Layout coordinate data
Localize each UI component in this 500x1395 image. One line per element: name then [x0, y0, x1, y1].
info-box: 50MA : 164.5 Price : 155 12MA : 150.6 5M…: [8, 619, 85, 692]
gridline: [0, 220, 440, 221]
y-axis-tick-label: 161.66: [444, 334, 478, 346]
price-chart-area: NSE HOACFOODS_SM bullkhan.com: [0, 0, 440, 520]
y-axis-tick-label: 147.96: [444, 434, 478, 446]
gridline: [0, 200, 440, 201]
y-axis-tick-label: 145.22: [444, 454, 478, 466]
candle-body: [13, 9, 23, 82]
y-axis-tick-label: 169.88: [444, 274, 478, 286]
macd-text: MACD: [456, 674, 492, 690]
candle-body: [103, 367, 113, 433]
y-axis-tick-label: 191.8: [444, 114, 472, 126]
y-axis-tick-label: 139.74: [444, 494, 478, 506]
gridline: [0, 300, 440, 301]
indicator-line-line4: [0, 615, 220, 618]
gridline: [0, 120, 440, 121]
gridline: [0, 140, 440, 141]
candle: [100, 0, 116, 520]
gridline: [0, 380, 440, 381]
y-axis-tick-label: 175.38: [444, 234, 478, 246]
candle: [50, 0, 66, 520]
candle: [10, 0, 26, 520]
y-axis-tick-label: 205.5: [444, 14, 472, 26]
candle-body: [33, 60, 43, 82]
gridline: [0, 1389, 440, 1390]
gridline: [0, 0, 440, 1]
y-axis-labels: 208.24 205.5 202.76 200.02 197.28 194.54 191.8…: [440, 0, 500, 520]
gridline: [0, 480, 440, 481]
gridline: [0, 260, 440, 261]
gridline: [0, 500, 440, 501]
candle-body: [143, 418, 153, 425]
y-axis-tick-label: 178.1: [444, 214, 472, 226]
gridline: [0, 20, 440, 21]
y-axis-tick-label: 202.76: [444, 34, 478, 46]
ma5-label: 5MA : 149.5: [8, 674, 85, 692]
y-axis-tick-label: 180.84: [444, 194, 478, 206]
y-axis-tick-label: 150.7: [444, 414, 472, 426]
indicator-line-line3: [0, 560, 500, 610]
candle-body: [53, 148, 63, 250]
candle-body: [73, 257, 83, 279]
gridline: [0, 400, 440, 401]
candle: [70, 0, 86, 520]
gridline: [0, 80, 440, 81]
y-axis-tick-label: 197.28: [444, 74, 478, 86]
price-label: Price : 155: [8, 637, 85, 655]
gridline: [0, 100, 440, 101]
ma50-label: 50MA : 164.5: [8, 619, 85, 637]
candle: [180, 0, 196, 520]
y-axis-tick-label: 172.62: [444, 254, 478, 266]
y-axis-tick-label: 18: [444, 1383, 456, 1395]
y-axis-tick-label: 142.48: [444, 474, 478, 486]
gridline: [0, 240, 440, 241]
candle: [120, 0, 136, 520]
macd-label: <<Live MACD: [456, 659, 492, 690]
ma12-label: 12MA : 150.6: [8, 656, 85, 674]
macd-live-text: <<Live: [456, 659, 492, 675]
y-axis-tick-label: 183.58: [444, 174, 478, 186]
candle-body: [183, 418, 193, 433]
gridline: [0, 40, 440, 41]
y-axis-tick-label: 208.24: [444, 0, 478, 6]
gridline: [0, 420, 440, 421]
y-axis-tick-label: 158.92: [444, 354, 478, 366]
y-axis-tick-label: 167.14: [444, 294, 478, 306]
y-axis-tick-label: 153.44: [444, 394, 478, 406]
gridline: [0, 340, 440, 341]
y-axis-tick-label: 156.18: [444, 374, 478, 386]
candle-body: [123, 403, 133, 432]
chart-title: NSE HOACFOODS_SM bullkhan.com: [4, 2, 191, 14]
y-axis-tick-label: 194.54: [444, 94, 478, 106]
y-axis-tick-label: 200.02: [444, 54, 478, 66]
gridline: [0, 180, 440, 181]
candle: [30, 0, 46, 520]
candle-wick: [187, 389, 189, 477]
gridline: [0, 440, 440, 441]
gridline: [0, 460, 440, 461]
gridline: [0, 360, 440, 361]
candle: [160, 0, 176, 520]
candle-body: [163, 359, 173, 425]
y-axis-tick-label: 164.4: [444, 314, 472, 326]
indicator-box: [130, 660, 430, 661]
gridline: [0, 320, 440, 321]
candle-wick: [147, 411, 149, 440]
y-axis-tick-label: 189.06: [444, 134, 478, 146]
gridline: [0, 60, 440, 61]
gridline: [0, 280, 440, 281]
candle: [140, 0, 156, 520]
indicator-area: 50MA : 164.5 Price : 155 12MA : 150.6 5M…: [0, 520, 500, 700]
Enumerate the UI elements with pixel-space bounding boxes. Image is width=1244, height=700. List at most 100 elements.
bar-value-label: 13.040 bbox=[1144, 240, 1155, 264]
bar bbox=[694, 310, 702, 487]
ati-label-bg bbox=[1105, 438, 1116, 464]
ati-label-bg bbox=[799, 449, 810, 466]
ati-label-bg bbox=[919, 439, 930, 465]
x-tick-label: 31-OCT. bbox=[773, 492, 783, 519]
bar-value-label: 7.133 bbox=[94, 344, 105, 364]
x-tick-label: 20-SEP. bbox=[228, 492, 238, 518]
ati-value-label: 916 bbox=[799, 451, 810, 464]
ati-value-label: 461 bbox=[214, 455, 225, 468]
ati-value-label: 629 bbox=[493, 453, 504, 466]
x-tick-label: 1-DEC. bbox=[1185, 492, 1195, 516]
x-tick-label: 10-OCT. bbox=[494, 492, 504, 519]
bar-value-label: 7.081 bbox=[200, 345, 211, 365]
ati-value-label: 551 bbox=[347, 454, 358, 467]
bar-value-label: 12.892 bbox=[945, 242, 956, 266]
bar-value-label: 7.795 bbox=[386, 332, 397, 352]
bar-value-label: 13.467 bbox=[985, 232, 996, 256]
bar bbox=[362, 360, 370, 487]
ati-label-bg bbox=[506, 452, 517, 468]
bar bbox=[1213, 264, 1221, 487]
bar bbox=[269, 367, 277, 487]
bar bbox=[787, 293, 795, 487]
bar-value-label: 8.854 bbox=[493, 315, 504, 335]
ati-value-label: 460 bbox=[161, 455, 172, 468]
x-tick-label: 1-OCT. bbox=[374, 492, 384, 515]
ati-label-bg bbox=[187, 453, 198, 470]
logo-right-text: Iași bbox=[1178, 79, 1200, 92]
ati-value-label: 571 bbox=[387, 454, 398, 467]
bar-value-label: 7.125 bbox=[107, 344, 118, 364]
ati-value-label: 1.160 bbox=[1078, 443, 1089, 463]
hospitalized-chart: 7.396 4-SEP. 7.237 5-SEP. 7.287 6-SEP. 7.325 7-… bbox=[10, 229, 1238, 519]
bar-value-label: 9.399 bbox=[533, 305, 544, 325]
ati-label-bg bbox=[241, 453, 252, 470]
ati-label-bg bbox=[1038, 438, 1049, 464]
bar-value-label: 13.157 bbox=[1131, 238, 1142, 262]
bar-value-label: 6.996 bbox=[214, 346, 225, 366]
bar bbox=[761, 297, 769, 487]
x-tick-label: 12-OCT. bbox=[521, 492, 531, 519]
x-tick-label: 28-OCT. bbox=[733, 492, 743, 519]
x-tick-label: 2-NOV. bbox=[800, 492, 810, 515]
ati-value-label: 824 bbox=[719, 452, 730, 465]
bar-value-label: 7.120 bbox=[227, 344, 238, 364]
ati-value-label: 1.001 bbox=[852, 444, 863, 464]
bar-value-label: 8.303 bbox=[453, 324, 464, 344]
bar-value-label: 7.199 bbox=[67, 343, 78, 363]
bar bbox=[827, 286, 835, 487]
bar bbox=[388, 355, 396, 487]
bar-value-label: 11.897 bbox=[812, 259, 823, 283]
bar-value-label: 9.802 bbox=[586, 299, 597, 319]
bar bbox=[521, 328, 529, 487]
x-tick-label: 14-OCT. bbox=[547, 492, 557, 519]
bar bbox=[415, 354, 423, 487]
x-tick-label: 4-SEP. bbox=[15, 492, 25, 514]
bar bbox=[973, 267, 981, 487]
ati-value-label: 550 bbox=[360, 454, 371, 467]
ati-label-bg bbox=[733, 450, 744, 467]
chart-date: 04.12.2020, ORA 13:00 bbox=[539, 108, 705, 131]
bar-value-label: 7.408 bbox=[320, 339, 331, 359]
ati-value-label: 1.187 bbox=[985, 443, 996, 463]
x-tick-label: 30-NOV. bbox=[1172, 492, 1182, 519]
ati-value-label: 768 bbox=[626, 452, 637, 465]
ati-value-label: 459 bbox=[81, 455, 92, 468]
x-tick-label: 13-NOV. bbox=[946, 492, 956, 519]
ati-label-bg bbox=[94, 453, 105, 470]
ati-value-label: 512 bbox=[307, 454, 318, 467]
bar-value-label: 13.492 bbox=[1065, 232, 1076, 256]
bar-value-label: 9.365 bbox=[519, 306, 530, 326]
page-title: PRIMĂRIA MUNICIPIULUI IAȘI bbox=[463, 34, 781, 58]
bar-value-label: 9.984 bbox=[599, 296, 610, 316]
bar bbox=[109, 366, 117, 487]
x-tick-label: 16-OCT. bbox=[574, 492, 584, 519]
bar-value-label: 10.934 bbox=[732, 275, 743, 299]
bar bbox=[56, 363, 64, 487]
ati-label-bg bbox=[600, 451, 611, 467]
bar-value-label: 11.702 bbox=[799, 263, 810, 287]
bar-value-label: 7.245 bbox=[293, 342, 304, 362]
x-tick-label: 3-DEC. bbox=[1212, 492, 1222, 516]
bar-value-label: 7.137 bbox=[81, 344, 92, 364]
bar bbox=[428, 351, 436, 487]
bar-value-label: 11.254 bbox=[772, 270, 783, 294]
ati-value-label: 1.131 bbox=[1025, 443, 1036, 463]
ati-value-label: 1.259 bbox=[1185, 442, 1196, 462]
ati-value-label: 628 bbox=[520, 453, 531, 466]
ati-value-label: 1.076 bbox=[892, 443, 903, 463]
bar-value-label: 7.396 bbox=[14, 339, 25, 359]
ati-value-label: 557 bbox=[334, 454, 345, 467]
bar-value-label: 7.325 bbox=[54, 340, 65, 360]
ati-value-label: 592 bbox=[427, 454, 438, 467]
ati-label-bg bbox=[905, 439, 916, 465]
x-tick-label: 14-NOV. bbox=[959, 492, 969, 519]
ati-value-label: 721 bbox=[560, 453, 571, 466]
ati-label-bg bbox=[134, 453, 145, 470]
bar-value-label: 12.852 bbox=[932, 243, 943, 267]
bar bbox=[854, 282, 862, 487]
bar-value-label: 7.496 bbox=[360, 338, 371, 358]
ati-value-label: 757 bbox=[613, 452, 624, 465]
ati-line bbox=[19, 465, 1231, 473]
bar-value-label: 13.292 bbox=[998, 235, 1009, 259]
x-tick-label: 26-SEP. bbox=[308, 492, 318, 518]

## Aim of the task
Copy the rows character for character, from the first row through the line containing "y-axis-tick-label: 169.88: [444, 274, 478, 286]", with both of those lines included.

## Completed exercise
Localize each UI component in this 500x1395 image. One line per element: name then [x0, y0, x1, y1].
info-box: 50MA : 164.5 Price : 155 12MA : 150.6 5M…: [8, 619, 85, 692]
gridline: [0, 220, 440, 221]
y-axis-tick-label: 161.66: [444, 334, 478, 346]
price-chart-area: NSE HOACFOODS_SM bullkhan.com: [0, 0, 440, 520]
y-axis-tick-label: 147.96: [444, 434, 478, 446]
gridline: [0, 200, 440, 201]
y-axis-tick-label: 145.22: [444, 454, 478, 466]
candle-body: [13, 9, 23, 82]
y-axis-tick-label: 169.88: [444, 274, 478, 286]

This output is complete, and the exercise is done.